Problem statement>
Looking at the data below, count the lines that contain the string "this". Write only the total.

Exercise materials>
--

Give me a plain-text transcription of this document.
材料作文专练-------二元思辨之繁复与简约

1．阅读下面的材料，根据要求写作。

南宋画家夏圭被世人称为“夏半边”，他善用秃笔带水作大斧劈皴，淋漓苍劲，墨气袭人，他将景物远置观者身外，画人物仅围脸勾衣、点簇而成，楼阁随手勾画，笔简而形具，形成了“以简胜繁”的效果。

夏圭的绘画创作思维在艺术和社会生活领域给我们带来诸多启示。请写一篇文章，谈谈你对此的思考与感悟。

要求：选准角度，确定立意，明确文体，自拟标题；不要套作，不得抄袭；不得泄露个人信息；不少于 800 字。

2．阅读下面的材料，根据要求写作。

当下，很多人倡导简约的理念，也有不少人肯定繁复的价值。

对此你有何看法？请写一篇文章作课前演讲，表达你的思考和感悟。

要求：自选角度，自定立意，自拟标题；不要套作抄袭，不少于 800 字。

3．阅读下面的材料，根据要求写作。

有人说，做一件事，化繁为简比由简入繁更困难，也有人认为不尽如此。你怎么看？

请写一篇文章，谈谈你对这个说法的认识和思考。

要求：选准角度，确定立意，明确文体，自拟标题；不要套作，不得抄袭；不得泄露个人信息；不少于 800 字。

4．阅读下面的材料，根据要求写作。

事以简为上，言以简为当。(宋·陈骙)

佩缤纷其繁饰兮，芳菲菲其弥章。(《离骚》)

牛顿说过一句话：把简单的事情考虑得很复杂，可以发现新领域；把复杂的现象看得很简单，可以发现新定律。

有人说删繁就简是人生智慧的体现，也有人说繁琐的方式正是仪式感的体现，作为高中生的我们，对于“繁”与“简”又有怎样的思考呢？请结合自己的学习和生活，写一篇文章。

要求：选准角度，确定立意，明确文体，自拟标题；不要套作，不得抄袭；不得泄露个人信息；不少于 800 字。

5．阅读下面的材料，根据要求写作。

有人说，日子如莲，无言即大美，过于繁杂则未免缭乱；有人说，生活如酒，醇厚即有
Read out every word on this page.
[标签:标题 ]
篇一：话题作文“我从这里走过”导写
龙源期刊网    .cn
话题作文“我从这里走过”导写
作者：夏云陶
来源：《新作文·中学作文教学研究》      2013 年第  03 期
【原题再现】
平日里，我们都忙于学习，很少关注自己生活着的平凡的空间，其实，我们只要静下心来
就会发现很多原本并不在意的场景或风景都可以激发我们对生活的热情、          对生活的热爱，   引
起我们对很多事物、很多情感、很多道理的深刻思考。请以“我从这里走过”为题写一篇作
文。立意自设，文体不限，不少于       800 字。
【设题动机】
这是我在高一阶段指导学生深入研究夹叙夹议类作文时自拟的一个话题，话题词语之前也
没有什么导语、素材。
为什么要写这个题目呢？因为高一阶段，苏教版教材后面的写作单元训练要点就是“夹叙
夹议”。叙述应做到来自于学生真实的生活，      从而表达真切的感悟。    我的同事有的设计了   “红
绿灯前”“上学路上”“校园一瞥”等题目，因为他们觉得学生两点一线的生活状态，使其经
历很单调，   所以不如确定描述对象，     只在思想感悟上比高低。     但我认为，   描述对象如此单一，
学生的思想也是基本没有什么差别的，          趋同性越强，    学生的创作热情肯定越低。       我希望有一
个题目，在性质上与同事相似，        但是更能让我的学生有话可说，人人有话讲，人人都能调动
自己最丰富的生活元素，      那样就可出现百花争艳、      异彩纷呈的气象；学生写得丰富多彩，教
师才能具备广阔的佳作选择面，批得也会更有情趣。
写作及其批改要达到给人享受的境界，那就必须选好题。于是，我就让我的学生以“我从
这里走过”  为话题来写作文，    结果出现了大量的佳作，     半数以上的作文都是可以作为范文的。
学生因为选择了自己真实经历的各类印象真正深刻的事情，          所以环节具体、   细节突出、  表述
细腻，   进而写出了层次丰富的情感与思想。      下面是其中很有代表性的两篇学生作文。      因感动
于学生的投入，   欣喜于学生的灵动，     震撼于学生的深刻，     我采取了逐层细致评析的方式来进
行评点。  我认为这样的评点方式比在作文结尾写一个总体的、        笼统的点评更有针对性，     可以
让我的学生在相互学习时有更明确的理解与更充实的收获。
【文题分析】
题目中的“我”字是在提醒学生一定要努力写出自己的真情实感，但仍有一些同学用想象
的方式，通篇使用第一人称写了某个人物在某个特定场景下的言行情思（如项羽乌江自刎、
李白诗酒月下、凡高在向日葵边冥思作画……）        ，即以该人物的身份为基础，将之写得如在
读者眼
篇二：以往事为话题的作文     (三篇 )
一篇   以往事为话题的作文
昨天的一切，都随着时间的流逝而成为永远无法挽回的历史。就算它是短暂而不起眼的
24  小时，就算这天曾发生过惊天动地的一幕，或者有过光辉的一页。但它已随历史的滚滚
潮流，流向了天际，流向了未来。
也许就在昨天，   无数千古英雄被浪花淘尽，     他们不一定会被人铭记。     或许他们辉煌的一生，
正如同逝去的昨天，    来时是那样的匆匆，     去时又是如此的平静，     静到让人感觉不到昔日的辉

--

Solved exercise>
2